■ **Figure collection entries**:
◆ ◆ ◆ ◆

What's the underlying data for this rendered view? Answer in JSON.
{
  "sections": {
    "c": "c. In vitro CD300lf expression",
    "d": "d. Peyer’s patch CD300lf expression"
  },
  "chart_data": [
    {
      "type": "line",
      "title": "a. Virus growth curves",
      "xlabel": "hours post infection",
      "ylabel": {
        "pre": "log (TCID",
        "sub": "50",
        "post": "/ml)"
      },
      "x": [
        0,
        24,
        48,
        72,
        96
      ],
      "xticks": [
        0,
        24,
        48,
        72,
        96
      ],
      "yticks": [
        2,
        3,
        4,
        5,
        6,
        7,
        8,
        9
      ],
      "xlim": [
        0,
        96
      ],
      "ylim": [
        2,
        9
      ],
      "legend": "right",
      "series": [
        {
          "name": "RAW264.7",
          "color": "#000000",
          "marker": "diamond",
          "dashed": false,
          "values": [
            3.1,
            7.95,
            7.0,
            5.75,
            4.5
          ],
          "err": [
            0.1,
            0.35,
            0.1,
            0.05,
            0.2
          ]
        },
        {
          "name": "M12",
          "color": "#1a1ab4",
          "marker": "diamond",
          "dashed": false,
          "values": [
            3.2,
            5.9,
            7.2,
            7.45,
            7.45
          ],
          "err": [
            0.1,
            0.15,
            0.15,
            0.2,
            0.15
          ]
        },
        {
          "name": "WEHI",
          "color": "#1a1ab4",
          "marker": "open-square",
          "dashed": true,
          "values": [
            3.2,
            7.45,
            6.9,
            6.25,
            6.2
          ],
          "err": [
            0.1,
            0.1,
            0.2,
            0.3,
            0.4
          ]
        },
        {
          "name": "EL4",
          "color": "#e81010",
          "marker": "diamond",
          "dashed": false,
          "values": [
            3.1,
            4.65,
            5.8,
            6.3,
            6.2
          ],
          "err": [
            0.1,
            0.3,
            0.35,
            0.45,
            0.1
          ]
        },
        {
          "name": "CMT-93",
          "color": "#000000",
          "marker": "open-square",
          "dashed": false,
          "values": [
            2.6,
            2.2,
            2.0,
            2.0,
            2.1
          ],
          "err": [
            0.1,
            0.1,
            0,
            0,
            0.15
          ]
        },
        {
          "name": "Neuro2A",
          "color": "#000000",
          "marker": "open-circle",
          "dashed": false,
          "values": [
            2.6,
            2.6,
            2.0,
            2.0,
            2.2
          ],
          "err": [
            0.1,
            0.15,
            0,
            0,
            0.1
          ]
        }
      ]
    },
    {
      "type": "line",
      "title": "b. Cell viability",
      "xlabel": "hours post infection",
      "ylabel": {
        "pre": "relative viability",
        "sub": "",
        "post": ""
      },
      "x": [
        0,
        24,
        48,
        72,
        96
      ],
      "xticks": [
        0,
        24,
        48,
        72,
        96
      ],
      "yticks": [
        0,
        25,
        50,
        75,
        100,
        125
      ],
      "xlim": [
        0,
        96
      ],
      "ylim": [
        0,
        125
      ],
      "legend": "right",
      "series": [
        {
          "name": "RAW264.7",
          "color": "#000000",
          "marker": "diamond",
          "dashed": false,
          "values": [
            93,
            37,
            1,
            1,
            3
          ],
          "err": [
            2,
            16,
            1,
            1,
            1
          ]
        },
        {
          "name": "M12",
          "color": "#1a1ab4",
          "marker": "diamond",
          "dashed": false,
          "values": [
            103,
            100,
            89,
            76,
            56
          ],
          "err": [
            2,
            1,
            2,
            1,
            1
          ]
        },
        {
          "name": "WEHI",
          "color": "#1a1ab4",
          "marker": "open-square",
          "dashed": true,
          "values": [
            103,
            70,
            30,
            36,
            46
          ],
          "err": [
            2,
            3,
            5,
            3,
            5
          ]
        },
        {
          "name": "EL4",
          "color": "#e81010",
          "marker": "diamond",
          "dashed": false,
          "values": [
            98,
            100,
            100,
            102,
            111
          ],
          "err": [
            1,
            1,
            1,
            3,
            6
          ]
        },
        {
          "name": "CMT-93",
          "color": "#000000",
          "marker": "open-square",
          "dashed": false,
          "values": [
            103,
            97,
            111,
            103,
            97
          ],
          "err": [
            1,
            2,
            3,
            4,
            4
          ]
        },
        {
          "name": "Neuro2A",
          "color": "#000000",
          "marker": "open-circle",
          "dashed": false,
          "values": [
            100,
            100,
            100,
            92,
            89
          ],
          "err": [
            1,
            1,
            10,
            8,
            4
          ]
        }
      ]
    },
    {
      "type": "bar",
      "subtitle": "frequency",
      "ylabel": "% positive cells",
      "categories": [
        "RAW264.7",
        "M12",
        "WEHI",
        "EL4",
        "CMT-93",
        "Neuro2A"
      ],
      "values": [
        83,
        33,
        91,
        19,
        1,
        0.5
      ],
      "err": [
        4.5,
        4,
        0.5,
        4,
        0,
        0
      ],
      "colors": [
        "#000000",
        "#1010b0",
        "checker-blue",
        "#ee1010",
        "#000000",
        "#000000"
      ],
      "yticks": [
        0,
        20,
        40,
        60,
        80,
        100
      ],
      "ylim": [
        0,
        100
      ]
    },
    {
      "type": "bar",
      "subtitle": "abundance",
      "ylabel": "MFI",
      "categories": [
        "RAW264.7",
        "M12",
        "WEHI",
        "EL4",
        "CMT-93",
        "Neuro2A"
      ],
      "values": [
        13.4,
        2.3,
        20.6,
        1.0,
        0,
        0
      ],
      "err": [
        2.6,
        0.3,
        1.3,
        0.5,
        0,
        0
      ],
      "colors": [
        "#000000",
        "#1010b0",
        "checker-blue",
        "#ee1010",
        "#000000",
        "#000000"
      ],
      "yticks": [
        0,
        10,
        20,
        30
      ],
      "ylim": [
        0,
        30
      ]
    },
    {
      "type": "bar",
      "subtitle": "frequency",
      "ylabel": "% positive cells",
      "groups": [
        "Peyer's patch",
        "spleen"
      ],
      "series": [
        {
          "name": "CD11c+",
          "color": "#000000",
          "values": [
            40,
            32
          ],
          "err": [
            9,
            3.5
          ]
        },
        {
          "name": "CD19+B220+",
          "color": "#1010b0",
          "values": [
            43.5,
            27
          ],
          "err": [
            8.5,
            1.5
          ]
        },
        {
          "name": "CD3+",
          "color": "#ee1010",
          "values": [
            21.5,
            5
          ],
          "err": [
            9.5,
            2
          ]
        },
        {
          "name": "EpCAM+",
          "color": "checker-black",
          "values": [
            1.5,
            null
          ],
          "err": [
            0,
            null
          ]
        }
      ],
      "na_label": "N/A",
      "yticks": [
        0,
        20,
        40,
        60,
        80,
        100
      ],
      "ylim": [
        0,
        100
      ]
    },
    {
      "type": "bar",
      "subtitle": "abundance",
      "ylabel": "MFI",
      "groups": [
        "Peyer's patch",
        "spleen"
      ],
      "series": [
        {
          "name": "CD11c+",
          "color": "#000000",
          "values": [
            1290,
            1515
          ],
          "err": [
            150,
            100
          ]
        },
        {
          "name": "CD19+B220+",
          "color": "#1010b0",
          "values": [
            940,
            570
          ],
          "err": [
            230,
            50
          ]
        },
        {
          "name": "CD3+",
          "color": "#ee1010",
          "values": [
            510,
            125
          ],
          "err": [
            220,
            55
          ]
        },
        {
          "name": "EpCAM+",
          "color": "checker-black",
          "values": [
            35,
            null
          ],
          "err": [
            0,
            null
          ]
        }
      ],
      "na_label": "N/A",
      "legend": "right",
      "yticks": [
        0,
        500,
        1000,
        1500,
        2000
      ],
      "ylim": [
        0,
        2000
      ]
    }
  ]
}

◆ ◆ ◆ ◆

■ **TO DO**:
Every record shown above should appear again in your answer, unchanged.

■ **YOUR SOLUTION**:
What's the underlying data for this rendered view? Answer in JSON.
{
  "sections": {
    "c": "c. In vitro CD300lf expression",
    "d": "d. Peyer’s patch CD300lf expression"
  },
  "chart_data": [
    {
      "type": "line",
      "title": "a. Virus growth curves",
      "xlabel": "hours post infection",
      "ylabel": {
        "pre": "log (TCID",
        "sub": "50",
        "post": "/ml)"
      },
      "x": [
        0,
        24,
        48,
        72,
        96
      ],
      "xticks": [
        0,
        24,
        48,
        72,
        96
      ],
      "yticks": [
        2,
        3,
        4,
        5,
        6,
        7,
        8,
        9
      ],
      "xlim": [
        0,
        96
      ],
      "ylim": [
        2,
        9
      ],
      "legend": "right",
      "series": [
        {
          "name": "RAW264.7",
          "color": "#000000",
          "marker": "diamond",
          "dashed": false,
          "values": [
            3.1,
            7.95,
            7.0,
            5.75,
            4.5
          ],
          "err": [
            0.1,
            0.35,
            0.1,
            0.05,
            0.2
          ]
        },
        {
          "name": "M12",
          "color": "#1a1ab4",
          "marker": "diamond",
          "dashed": false,
          "values": [
            3.2,
            5.9,
            7.2,
            7.45,
            7.45
          ],
          "err": [
            0.1,
            0.15,
            0.15,
            0.2,
            0.15
          ]
        },
        {
          "name": "WEHI",
          "color": "#1a1ab4",
          "marker": "open-square",
          "dashed": true,
          "values": [
            3.2,
            7.45,
            6.9,
            6.25,
            6.2
          ],
          "err": [
            0.1,
            0.1,
            0.2,
            0.3,
            0.4
          ]
        },
        {
          "name": "EL4",
          "color": "#e81010",
          "marker": "diamond",
          "dashed": false,
          "values": [
            3.1,
            4.65,
            5.8,
            6.3,
            6.2
          ],
          "err": [
            0.1,
            0.3,
            0.35,
            0.45,
            0.1
          ]
        },
        {
          "name": "CMT-93",
          "color": "#000000",
          "marker": "open-square",
          "dashed": false,
          "values": [
            2.6,
            2.2,
            2.0,
            2.0,
            2.1
          ],
          "err": [
            0.1,
            0.1,
            0,
            0,
            0.15
          ]
        },
        {
          "name": "Neuro2A",
          "color": "#000000",
          "marker": "open-circle",
          "dashed": false,
          "values": [
            2.6,
            2.6,
            2.0,
            2.0,
            2.2
          ],
          "err": [
            0.1,
            0.15,
            0,
            0,
            0.1
          ]
        }
      ]
    },
    {
      "type": "line",
      "title": "b. Cell viability",
      "xlabel": "hours post infection",
      "ylabel": {
        "pre": "relative viability",
        "sub": "",
        "post": ""
      },
      "x": [
        0,
        24,
        48,
        72,
        96
      ],
      "xticks": [
        0,
        24,
        48,
        72,
        96
      ],
      "yticks": [
        0,
        25,
        50,
        75,
        100,
        125
      ],
      "xlim": [
        0,
        96
      ],
      "ylim": [
        0,
        125
      ],
      "legend": "right",
      "series": [
        {
          "name": "RAW264.7",
          "color": "#000000",
          "marker": "diamond",
          "dashed": false,
          "values": [
            93,
            37,
            1,
            1,
            3
          ],
          "err": [
            2,
            16,
            1,
            1,
            1
          ]
        },
        {
          "name": "M12",
          "color": "#1a1ab4",
          "marker": "diamond",
          "dashed": false,
          "values": [
            103,
            100,
            89,
            76,
            56
          ],
          "err": [
            2,
            1,
            2,
            1,
            1
          ]
        },
        {
          "name": "WEHI",
          "color": "#1a1ab4",
          "marker": "open-square",
          "dashed": true,
          "values": [
            103,
            70,
            30,
            36,
            46
          ],
          "err": [
            2,
            3,
            5,
            3,
            5
          ]
        },
        {
          "name": "EL4",
          "color": "#e81010",
          "marker": "diamond",
          "dashed": false,
          "values": [
            98,
            100,
            100,
            102,
            111
          ],
          "err": [
            1,
            1,
            1,
            3,
            6
          ]
        },
        {
          "name": "CMT-93",
          "color": "#000000",
          "marker": "open-square",
          "dashed": false,
          "values": [
            103,
            97,
            111,
            103,
            97
          ],
          "err": [
            1,
            2,
            3,
            4,
            4
          ]
        },
        {
          "name": "Neuro2A",
          "color": "#000000",
          "marker": "open-circle",
          "dashed": false,
          "values": [
            100,
            100,
            100,
            92,
            89
          ],
          "err": [
            1,
            1,
            10,
            8,
            4
          ]
        }
      ]
    },
    {
      "type": "bar",
      "subtitle": "frequency",
      "ylabel": "% positive cells",
      "categories": [
        "RAW264.7",
        "M12",
        "WEHI",
        "EL4",
        "CMT-93",
        "Neuro2A"
      ],
      "values": [
        83,
        33,
        91,
        19,
        1,
        0.5
      ],
      "err": [
        4.5,
        4,
        0.5,
        4,
        0,
        0
      ],
      "colors": [
        "#000000",
        "#1010b0",
        "checker-blue",
        "#ee1010",
        "#000000",
        "#000000"
      ],
      "yticks": [
        0,
        20,
        40,
        60,
        80,
        100
      ],
      "ylim": [
        0,
        100
      ]
    },
    {
      "type": "bar",
      "subtitle": "abundance",
      "ylabel": "MFI",
      "categories": [
        "RAW264.7",
        "M12",
        "WEHI",
        "EL4",
        "CMT-93",
        "Neuro2A"
      ],
      "values": [
        13.4,
        2.3,
        20.6,
        1.0,
        0,
        0
      ],
      "err": [
        2.6,
        0.3,
        1.3,
        0.5,
        0,
        0
      ],
      "colors": [
        "#000000",
        "#1010b0",
        "checker-blue",
        "#ee1010",
        "#000000",
        "#000000"
      ],
      "yticks": [
        0,
        10,
        20,
        30
      ],
      "ylim": [
        0,
        30
      ]
    },
    {
      "type": "bar",
      "subtitle": "frequency",
      "ylabel": "% positive cells",
      "groups": [
        "Peyer's patch",
        "spleen"
      ],
      "series": [
        {
          "name": "CD11c+",
          "color": "#000000",
          "values": [
            40,
            32
          ],
          "err": [
            9,
            3.5
          ]
        },
        {
          "name": "CD19+B220+",
          "color": "#1010b0",
          "values": [
            43.5,
            27
          ],
          "err": [
            8.5,
            1.5
          ]
        },
        {
          "name": "CD3+",
          "color": "#ee1010",
          "values": [
            21.5,
            5
          ],
          "err": [
            9.5,
            2
          ]
        },
        {
          "name": "EpCAM+",
          "color": "checker-black",
          "values": [
            1.5,
            null
          ],
          "err": [
            0,
            null
          ]
        }
      ],
      "na_label": "N/A",
      "yticks": [
        0,
        20,
        40,
        60,
        80,
        100
      ],
      "ylim": [
        0,
        100
      ]
    },
    {
      "type": "bar",
      "subtitle": "abundance",
      "ylabel": "MFI",
      "groups": [
        "Peyer's patch",
        "spleen"
      ],
      "series": [
        {
          "name": "CD11c+",
          "color": "#000000",
          "values": [
            1290,
            1515
          ],
          "err": [
            150,
            100
          ]
        },
        {
          "name": "CD19+B220+",
          "color": "#1010b0",
          "values": [
            940,
            570
          ],
          "err": [
            230,
            50
          ]
        },
        {
          "name": "CD3+",
          "color": "#ee1010",
          "values": [
            510,
            125
          ],
          "err": [
            220,
            55
          ]
        },
        {
          "name": "EpCAM+",
          "color": "checker-black",
          "values": [
            35,
            null
          ],
          "err": [
            0,
            null
          ]
        }
      ],
      "na_label": "N/A",
      "legend": "right",
      "yticks": [
        0,
        500,
        1000,
        1500,
        2000
      ],
      "ylim": [
        0,
        2000
      ]
    }
  ]
}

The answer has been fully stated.